(Collection entries)
** Begin **

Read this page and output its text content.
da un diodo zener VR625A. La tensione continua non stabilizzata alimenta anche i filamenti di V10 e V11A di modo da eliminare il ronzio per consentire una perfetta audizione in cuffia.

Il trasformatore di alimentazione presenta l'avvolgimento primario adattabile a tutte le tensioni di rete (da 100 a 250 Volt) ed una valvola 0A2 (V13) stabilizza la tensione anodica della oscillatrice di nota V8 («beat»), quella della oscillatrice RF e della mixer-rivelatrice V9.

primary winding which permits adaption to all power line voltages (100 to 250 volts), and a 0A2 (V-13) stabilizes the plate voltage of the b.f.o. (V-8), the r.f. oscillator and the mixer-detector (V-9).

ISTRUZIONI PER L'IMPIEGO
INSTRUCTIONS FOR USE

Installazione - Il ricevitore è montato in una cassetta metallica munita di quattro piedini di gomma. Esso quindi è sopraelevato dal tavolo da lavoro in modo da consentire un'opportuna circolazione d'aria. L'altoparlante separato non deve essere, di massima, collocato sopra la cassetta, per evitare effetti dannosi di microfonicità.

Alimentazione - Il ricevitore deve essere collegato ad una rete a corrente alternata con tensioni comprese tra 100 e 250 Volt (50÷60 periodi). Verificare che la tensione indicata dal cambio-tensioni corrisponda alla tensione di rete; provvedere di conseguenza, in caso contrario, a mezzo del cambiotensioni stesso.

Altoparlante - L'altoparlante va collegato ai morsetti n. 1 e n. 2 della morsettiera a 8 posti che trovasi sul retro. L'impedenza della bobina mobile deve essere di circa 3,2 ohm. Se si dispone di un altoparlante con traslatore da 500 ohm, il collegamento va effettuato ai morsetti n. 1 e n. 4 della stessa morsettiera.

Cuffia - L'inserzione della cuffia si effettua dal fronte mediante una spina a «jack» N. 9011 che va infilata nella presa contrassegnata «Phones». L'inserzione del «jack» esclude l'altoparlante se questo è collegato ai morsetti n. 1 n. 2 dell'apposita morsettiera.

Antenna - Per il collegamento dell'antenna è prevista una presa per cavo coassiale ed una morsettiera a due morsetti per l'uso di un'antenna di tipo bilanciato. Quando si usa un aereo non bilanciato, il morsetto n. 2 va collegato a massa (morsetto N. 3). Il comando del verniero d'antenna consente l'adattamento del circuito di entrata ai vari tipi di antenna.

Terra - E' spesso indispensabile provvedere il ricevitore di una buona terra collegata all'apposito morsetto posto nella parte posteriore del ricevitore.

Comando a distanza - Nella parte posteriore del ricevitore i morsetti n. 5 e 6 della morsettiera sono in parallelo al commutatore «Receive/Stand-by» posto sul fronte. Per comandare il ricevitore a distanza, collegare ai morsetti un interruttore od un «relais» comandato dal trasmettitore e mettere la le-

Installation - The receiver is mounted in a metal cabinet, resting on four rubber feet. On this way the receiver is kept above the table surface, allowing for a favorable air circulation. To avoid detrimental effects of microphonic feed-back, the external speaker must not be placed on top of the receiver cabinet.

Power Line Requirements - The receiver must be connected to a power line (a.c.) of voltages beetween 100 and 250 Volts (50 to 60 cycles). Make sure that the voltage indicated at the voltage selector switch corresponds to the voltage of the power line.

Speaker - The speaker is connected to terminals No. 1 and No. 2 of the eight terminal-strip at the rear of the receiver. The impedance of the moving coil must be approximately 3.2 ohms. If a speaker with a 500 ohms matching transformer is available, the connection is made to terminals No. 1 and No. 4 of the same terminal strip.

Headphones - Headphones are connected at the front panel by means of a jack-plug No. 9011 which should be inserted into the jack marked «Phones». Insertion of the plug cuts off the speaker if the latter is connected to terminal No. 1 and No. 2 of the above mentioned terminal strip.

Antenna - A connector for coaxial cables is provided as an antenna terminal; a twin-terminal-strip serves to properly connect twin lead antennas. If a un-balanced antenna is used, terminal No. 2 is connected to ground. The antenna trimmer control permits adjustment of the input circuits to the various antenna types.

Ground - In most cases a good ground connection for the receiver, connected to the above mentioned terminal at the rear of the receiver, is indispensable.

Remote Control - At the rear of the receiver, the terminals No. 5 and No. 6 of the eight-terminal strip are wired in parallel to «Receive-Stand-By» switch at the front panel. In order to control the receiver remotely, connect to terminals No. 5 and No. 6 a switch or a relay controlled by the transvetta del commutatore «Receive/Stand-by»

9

** End **

• [Objective]: Type the material above out again, exactly.

• [Written solution]:
Read this page and output its text content.
da un diodo zener VR625A. La tensione continua non stabilizzata alimenta anche i filamenti di V10 e V11A di modo da eliminare il ronzio per consentire una perfetta audizione in cuffia.

Il trasformatore di alimentazione presenta l'avvolgimento primario adattabile a tutte le tensioni di rete (da 100 a 250 Volt) ed una valvola 0A2 (V13) stabilizza la tensione anodica della oscillatrice di nota V8 («beat»), quella della oscillatrice RF e della mixer-rivelatrice V9.

primary winding which permits adaption to all power line voltages (100 to 250 volts), and a 0A2 (V-13) stabilizes the plate voltage of the b.f.o. (V-8), the r.f. oscillator and the mixer-detector (V-9).

ISTRUZIONI PER L'IMPIEGO
INSTRUCTIONS FOR USE

Installazione - Il ricevitore è montato in una cassetta metallica munita di quattro piedini di gomma. Esso quindi è sopraelevato dal tavolo da lavoro in modo da consentire un'opportuna circolazione d'aria. L'altoparlante separato non deve essere, di massima, collocato sopra la cassetta, per evitare effetti dannosi di microfonicità.

Alimentazione - Il ricevitore deve essere collegato ad una rete a corrente alternata con tensioni comprese tra 100 e 250 Volt (50÷60 periodi). Verificare che la tensione indicata dal cambio-tensioni corrisponda alla tensione di rete; provvedere di conseguenza, in caso contrario, a mezzo del cambiotensioni stesso.

Altoparlante - L'altoparlante va collegato ai morsetti n. 1 e n. 2 della morsettiera a 8 posti che trovasi sul retro. L'impedenza della bobina mobile deve essere di circa 3,2 ohm. Se si dispone di un altoparlante con traslatore da 500 ohm, il collegamento va effettuato ai morsetti n. 1 e n. 4 della stessa morsettiera.

Cuffia - L'inserzione della cuffia si effettua dal fronte mediante una spina a «jack» N. 9011 che va infilata nella presa contrassegnata «Phones». L'inserzione del «jack» esclude l'altoparlante se questo è collegato ai morsetti n. 1 n. 2 dell'apposita morsettiera.

Antenna - Per il collegamento dell'antenna è prevista una presa per cavo coassiale ed una morsettiera a due morsetti per l'uso di un'antenna di tipo bilanciato. Quando si usa un aereo non bilanciato, il morsetto n. 2 va collegato a massa (morsetto N. 3). Il comando del verniero d'antenna consente l'adattamento del circuito di entrata ai vari tipi di antenna.

Terra - E' spesso indispensabile provvedere il ricevitore di una buona terra collegata all'apposito morsetto posto nella parte posteriore del ricevitore.

Comando a distanza - Nella parte posteriore del ricevitore i morsetti n. 5 e 6 della morsettiera sono in parallelo al commutatore «Receive/Stand-by» posto sul fronte. Per comandare il ricevitore a distanza, collegare ai morsetti un interruttore od un «relais» comandato dal trasmettitore e mettere la le-

Installation - The receiver is mounted in a metal cabinet, resting on four rubber feet. On this way the receiver is kept above the table surface, allowing for a favorable air circulation. To avoid detrimental effects of microphonic feed-back, the external speaker must not be placed on top of the receiver cabinet.

Power Line Requirements - The receiver must be connected to a power line (a.c.) of voltages beetween 100 and 250 Volts (50 to 60 cycles). Make sure that the voltage indicated at the voltage selector switch corresponds to the voltage of the power line.

Speaker - The speaker is connected to terminals No. 1 and No. 2 of the eight terminal-strip at the rear of the receiver. The impedance of the moving coil must be approximately 3.2 ohms. If a speaker with a 500 ohms matching transformer is available, the connection is made to terminals No. 1 and No. 4 of the same terminal strip.

Headphones - Headphones are connected at the front panel by means of a jack-plug No. 9011 which should be inserted into the jack marked «Phones». Insertion of the plug cuts off the speaker if the latter is connected to terminal No. 1 and No. 2 of the above mentioned terminal strip.

Antenna - A connector for coaxial cables is provided as an antenna terminal; a twin-terminal-strip serves to properly connect twin lead antennas. If a un-balanced antenna is used, terminal No. 2 is connected to ground. The antenna trimmer control permits adjustment of the input circuits to the various antenna types.

Ground - In most cases a good ground connection for the receiver, connected to the above mentioned terminal at the rear of the receiver, is indispensable.

Remote Control - At the rear of the receiver, the terminals No. 5 and No. 6 of the eight-terminal strip are wired in parallel to «Receive-Stand-By» switch at the front panel. In order to control the receiver remotely, connect to terminals No. 5 and No. 6 a switch or a relay controlled by the transvetta del commutatore «Receive/Stand-by»

9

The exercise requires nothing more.